Stored items:
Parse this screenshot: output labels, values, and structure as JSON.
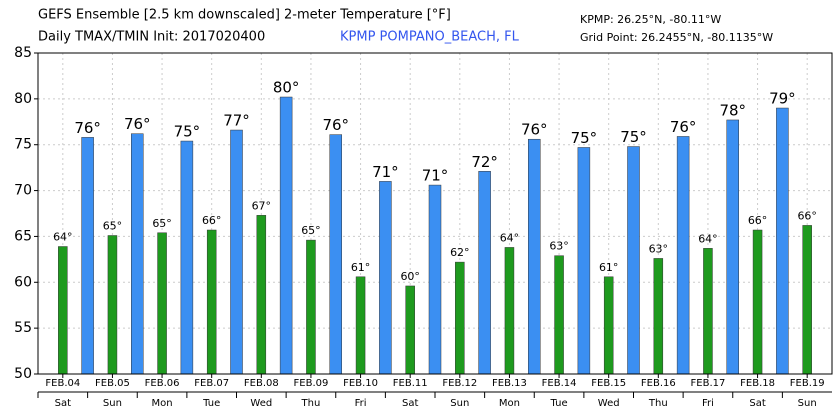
{
  "chart_data": {
    "type": "bar",
    "title": "GEFS Ensemble [2.5 km downscaled] 2-meter Temperature [°F]",
    "subtitle": "Daily TMAX/TMIN Init: 2017020400",
    "station": "KPMP POMPANO_BEACH, FL",
    "annotations": [
      "KPMP: 26.25°N, -80.11°W",
      "Grid Point: 26.2455°N, -80.1135°W"
    ],
    "categories": [
      "FEB.04",
      "FEB.05",
      "FEB.06",
      "FEB.07",
      "FEB.08",
      "FEB.09",
      "FEB.10",
      "FEB.11",
      "FEB.12",
      "FEB.13",
      "FEB.14",
      "FEB.15",
      "FEB.16",
      "FEB.17",
      "FEB.18",
      "FEB.19"
    ],
    "days": [
      "Sat",
      "Sun",
      "Mon",
      "Tue",
      "Wed",
      "Thu",
      "Fri",
      "Sat",
      "Sun",
      "Mon",
      "Tue",
      "Wed",
      "Thu",
      "Fri",
      "Sat",
      "Sun"
    ],
    "series": [
      {
        "name": "TMAX",
        "color": "#3b8ff2",
        "values": [
          75.8,
          76.2,
          75.4,
          76.6,
          80.2,
          76.1,
          71.0,
          70.6,
          72.1,
          75.6,
          74.7,
          74.8,
          75.9,
          77.7,
          79.0,
          null
        ],
        "value_labels": [
          "76°",
          "76°",
          "75°",
          "77°",
          "80°",
          "76°",
          "71°",
          "71°",
          "72°",
          "76°",
          "75°",
          "75°",
          "76°",
          "78°",
          "79°",
          null
        ]
      },
      {
        "name": "TMIN",
        "color": "#1e9a1e",
        "values": [
          63.9,
          65.1,
          65.4,
          65.7,
          67.3,
          64.6,
          60.6,
          59.6,
          62.2,
          63.8,
          62.9,
          60.6,
          62.6,
          63.7,
          65.7,
          66.2
        ],
        "value_labels": [
          "64°",
          "65°",
          "65°",
          "66°",
          "67°",
          "65°",
          "61°",
          "60°",
          "62°",
          "64°",
          "63°",
          "61°",
          "63°",
          "64°",
          "66°",
          "66°"
        ]
      }
    ],
    "ylim": [
      50,
      85
    ],
    "yticks": [
      50,
      55,
      60,
      65,
      70,
      75,
      80,
      85
    ],
    "grid": true
  }
}
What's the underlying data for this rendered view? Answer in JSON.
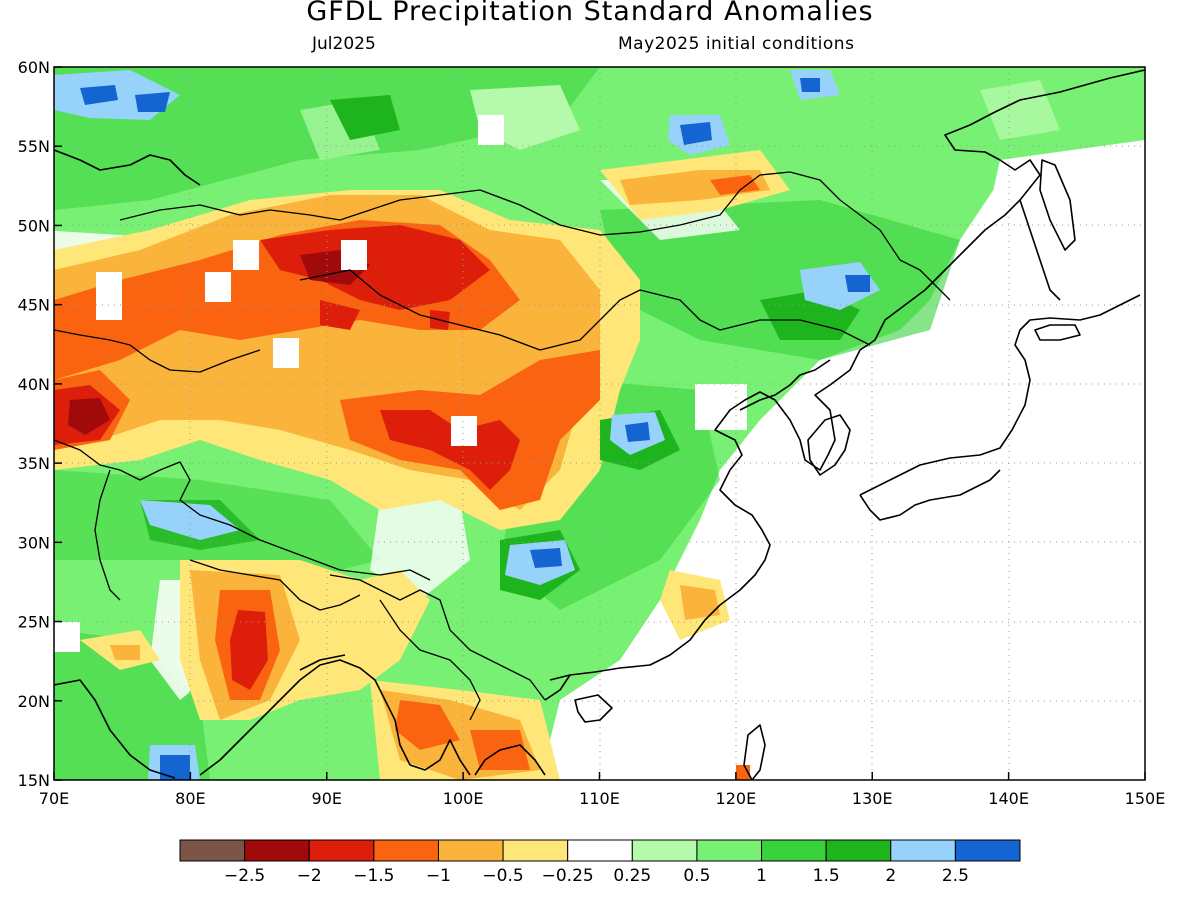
{
  "title": "GFDL Precipitation Standard Anomalies",
  "subtitle_left": "Jul2025",
  "subtitle_right": "May2025 initial conditions",
  "map": {
    "lon_range": [
      70,
      150
    ],
    "lat_range": [
      15,
      60
    ],
    "lon_ticks": [
      "70E",
      "80E",
      "90E",
      "100E",
      "110E",
      "120E",
      "130E",
      "140E",
      "150E"
    ],
    "lat_ticks": [
      "15N",
      "20N",
      "25N",
      "30N",
      "35N",
      "40N",
      "45N",
      "50N",
      "55N",
      "60N"
    ],
    "grid": "dotted"
  },
  "legend": {
    "colors": [
      "#7a5548",
      "#a00a0a",
      "#dc1e0a",
      "#fa6410",
      "#fab43c",
      "#ffe678",
      "#ffffff",
      "#b4faaa",
      "#78f073",
      "#37d23c",
      "#1eb41e",
      "#96d2fa",
      "#1464d2"
    ],
    "labels": [
      "−2.5",
      "−2",
      "−1.5",
      "−1",
      "−0.5",
      "−0.25",
      "0.25",
      "0.5",
      "1",
      "1.5",
      "2",
      "2.5"
    ]
  },
  "colors": {
    "background": "#ffffff",
    "coastline": "#000000"
  }
}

Required task: Excluding the pictures, restate the records above word for word.

Reply to the task:
Parse this screenshot: output labels, values, and structure as JSON.
{
  "chart_data": {
    "type": "bar",
    "title": "GEFS Ensemble [2.5 km downscaled] 2-meter Temperature [°F]",
    "subtitle": "Daily TMAX/TMIN Init: 2017020400",
    "station": "KPMP POMPANO_BEACH, FL",
    "annotations": [
      "KPMP: 26.25°N, -80.11°W",
      "Grid Point: 26.2455°N, -80.1135°W"
    ],
    "categories": [
      "FEB.04",
      "FEB.05",
      "FEB.06",
      "FEB.07",
      "FEB.08",
      "FEB.09",
      "FEB.10",
      "FEB.11",
      "FEB.12",
      "FEB.13",
      "FEB.14",
      "FEB.15",
      "FEB.16",
      "FEB.17",
      "FEB.18",
      "FEB.19"
    ],
    "days": [
      "Sat",
      "Sun",
      "Mon",
      "Tue",
      "Wed",
      "Thu",
      "Fri",
      "Sat",
      "Sun",
      "Mon",
      "Tue",
      "Wed",
      "Thu",
      "Fri",
      "Sat",
      "Sun"
    ],
    "series": [
      {
        "name": "TMAX",
        "color": "#3b8ff2",
        "values": [
          75.8,
          76.2,
          75.4,
          76.6,
          80.2,
          76.1,
          71.0,
          70.6,
          72.1,
          75.6,
          74.7,
          74.8,
          75.9,
          77.7,
          79.0,
          null
        ],
        "value_labels": [
          "76°",
          "76°",
          "75°",
          "77°",
          "80°",
          "76°",
          "71°",
          "71°",
          "72°",
          "76°",
          "75°",
          "75°",
          "76°",
          "78°",
          "79°",
          null
        ]
      },
      {
        "name": "TMIN",
        "color": "#1e9a1e",
        "values": [
          63.9,
          65.1,
          65.4,
          65.7,
          67.3,
          64.6,
          60.6,
          59.6,
          62.2,
          63.8,
          62.9,
          60.6,
          62.6,
          63.7,
          65.7,
          66.2
        ],
        "value_labels": [
          "64°",
          "65°",
          "65°",
          "66°",
          "67°",
          "65°",
          "61°",
          "60°",
          "62°",
          "64°",
          "63°",
          "61°",
          "63°",
          "64°",
          "66°",
          "66°"
        ]
      }
    ],
    "ylim": [
      50,
      85
    ],
    "yticks": [
      50,
      55,
      60,
      65,
      70,
      75,
      80,
      85
    ],
    "grid": true
  }
}
What's the underlying data for this rendered view? Answer in JSON.
{
  "title": "GFDL Precipitation Standard Anomalies",
  "subtitle_left": "Jul2025",
  "subtitle_right": "May2025 initial conditions",
  "map": {
    "lon_range": [
      70,
      150
    ],
    "lat_range": [
      15,
      60
    ],
    "lon_ticks": [
      "70E",
      "80E",
      "90E",
      "100E",
      "110E",
      "120E",
      "130E",
      "140E",
      "150E"
    ],
    "lat_ticks": [
      "15N",
      "20N",
      "25N",
      "30N",
      "35N",
      "40N",
      "45N",
      "50N",
      "55N",
      "60N"
    ],
    "grid": "dotted"
  },
  "legend": {
    "colors": [
      "#7a5548",
      "#a00a0a",
      "#dc1e0a",
      "#fa6410",
      "#fab43c",
      "#ffe678",
      "#ffffff",
      "#b4faaa",
      "#78f073",
      "#37d23c",
      "#1eb41e",
      "#96d2fa",
      "#1464d2"
    ],
    "labels": [
      "−2.5",
      "−2",
      "−1.5",
      "−1",
      "−0.5",
      "−0.25",
      "0.25",
      "0.5",
      "1",
      "1.5",
      "2",
      "2.5"
    ]
  },
  "colors": {
    "background": "#ffffff",
    "coastline": "#000000"
  }
}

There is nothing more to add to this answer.